--- Problem statement ---
Swap "Prognose" for "Forecast" in the lines from the one holding "left-x-tick-label: 2021*: [459, 522, 496, 538]" through the one holding "left-y-axis-label: Mrd. Euro: [24, 127, 90, 144]", inclusive. Return only those lines, with everything else left unchanged.

--- Task input ---
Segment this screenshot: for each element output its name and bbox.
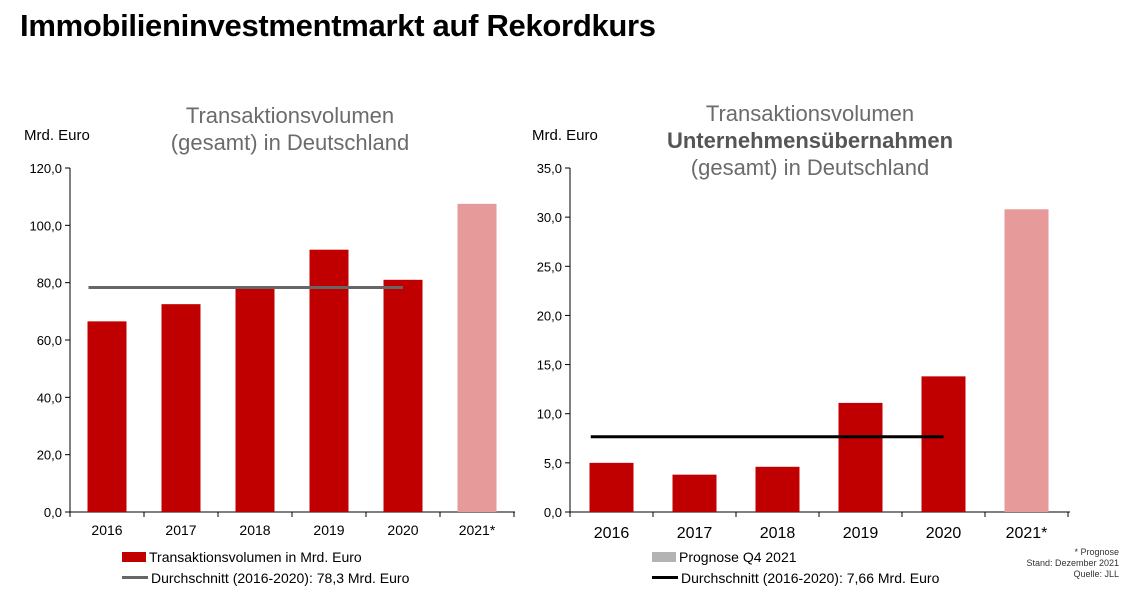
left-x-tick-label: 2021*: [459, 522, 496, 538]
left-y-tick-label: 100,0: [29, 218, 62, 233]
right-y-tick-label: 15,0: [537, 358, 562, 373]
right-legend-item-forecast: Prognose Q4 2021: [652, 546, 939, 567]
right-bar-2020: [921, 376, 966, 512]
right-x-tick-label: 2018: [760, 525, 796, 542]
left-y-axis-label: Mrd. Euro: [24, 127, 90, 144]
right-legend-line-swatch: [652, 576, 678, 579]
right-legend-forecast-label: Prognose Q4 2021: [679, 548, 797, 565]
left-y-tick-label: 60,0: [37, 333, 62, 348]
right-legend-forecast-swatch: [652, 551, 676, 562]
right-x-tick-label: 2019: [843, 525, 879, 542]
left-x-tick-label: 2016: [91, 522, 122, 538]
left-x-tick-label: 2017: [165, 522, 196, 538]
left-legend-bar-swatch: [122, 551, 146, 562]
left-bar-2019: [309, 249, 349, 512]
page-title: Immobilieninvestmentmarkt auf Rekordkurs: [20, 8, 656, 43]
right-legend: Prognose Q4 2021 Durchschnitt (2016-2020…: [652, 546, 939, 588]
right-chart-subtitle: Transaktionsvolumen Unternehmensübernahm…: [620, 100, 1000, 181]
right-x-tick-label: 2016: [594, 525, 630, 542]
right-legend-item-average: Durchschnitt (2016-2020): 7,66 Mrd. Euro: [652, 567, 939, 588]
right-y-tick-label: 30,0: [537, 210, 562, 225]
left-bar-2017: [161, 304, 201, 512]
right-bar-2016: [589, 462, 634, 512]
left-bar-2018: [235, 288, 275, 512]
right-bar-2019: [838, 402, 883, 512]
left-y-tick-label: 20,0: [37, 448, 62, 463]
right-y-axis-label: Mrd. Euro: [532, 127, 598, 144]
left-y-tick-label: 0,0: [44, 505, 62, 520]
left-bar-2020: [383, 279, 423, 512]
right-y-tick-label: 10,0: [537, 407, 562, 422]
footnote-date: Stand: Dezember 2021: [1026, 558, 1119, 568]
left-bar-2016: [87, 321, 127, 512]
footnote-source: Quelle: JLL: [1073, 569, 1119, 579]
footnote-forecast: * Prognose: [1074, 547, 1119, 557]
left-legend: Transaktionsvolumen in Mrd. Euro Durchsc…: [122, 546, 409, 588]
left-x-tick-label: 2018: [239, 522, 270, 538]
right-subtitle-line-2: Unternehmensübernahmen: [666, 128, 954, 153]
right-legend-line-label: Durchschnitt (2016-2020): 7,66 Mrd. Euro: [681, 569, 940, 586]
right-x-tick-label: 2021*: [1006, 525, 1048, 542]
right-y-tick-label: 25,0: [537, 259, 562, 274]
left-legend-line-swatch: [122, 576, 148, 579]
right-bar-2017: [672, 474, 717, 512]
left-y-tick-label: 120,0: [29, 161, 62, 176]
left-bar-2021: [457, 203, 497, 513]
left-subtitle-line-1: Transaktionsvolumen: [185, 103, 395, 128]
left-legend-item-average: Durchschnitt (2016-2020): 78,3 Mrd. Euro: [122, 567, 409, 588]
right-y-tick-label: 5,0: [544, 456, 562, 471]
left-legend-bar-label: Transaktionsvolumen in Mrd. Euro: [149, 548, 362, 565]
left-legend-line-label: Durchschnitt (2016-2020): 78,3 Mrd. Euro: [151, 569, 410, 586]
left-chart-subtitle: Transaktionsvolumen (gesamt) in Deutschl…: [120, 102, 460, 156]
right-y-tick-label: 20,0: [537, 308, 562, 323]
left-subtitle-line-2: (gesamt) in Deutschland: [170, 130, 410, 155]
right-bar-2021: [1004, 209, 1049, 512]
right-x-tick-label: 2017: [677, 525, 713, 542]
right-y-tick-label: 0,0: [544, 505, 562, 520]
footnotes: * Prognose Stand: Dezember 2021 Quelle: …: [1026, 547, 1119, 580]
left-y-tick-label: 80,0: [37, 276, 62, 291]
right-y-tick-label: 35,0: [537, 161, 562, 176]
right-subtitle-line-3: (gesamt) in Deutschland: [690, 155, 930, 180]
left-legend-item-bars: Transaktionsvolumen in Mrd. Euro: [122, 546, 409, 567]
left-y-tick-label: 40,0: [37, 390, 62, 405]
left-x-tick-label: 2019: [313, 522, 344, 538]
right-x-tick-label: 2020: [926, 525, 962, 542]
right-subtitle-line-1: Transaktionsvolumen: [705, 101, 915, 126]
right-bar-2018: [755, 466, 800, 512]
left-x-tick-label: 2020: [387, 522, 418, 538]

--- Exercise output ---
left-x-tick-label: 2021*: [459, 522, 496, 538]
left-y-tick-label: 100,0: [29, 218, 62, 233]
right-y-tick-label: 15,0: [537, 358, 562, 373]
right-legend-item-forecast: Forecast Q4 2021: [652, 546, 939, 567]
right-bar-2020: [921, 376, 966, 512]
right-x-tick-label: 2018: [760, 525, 796, 542]
left-y-axis-label: Mrd. Euro: [24, 127, 90, 144]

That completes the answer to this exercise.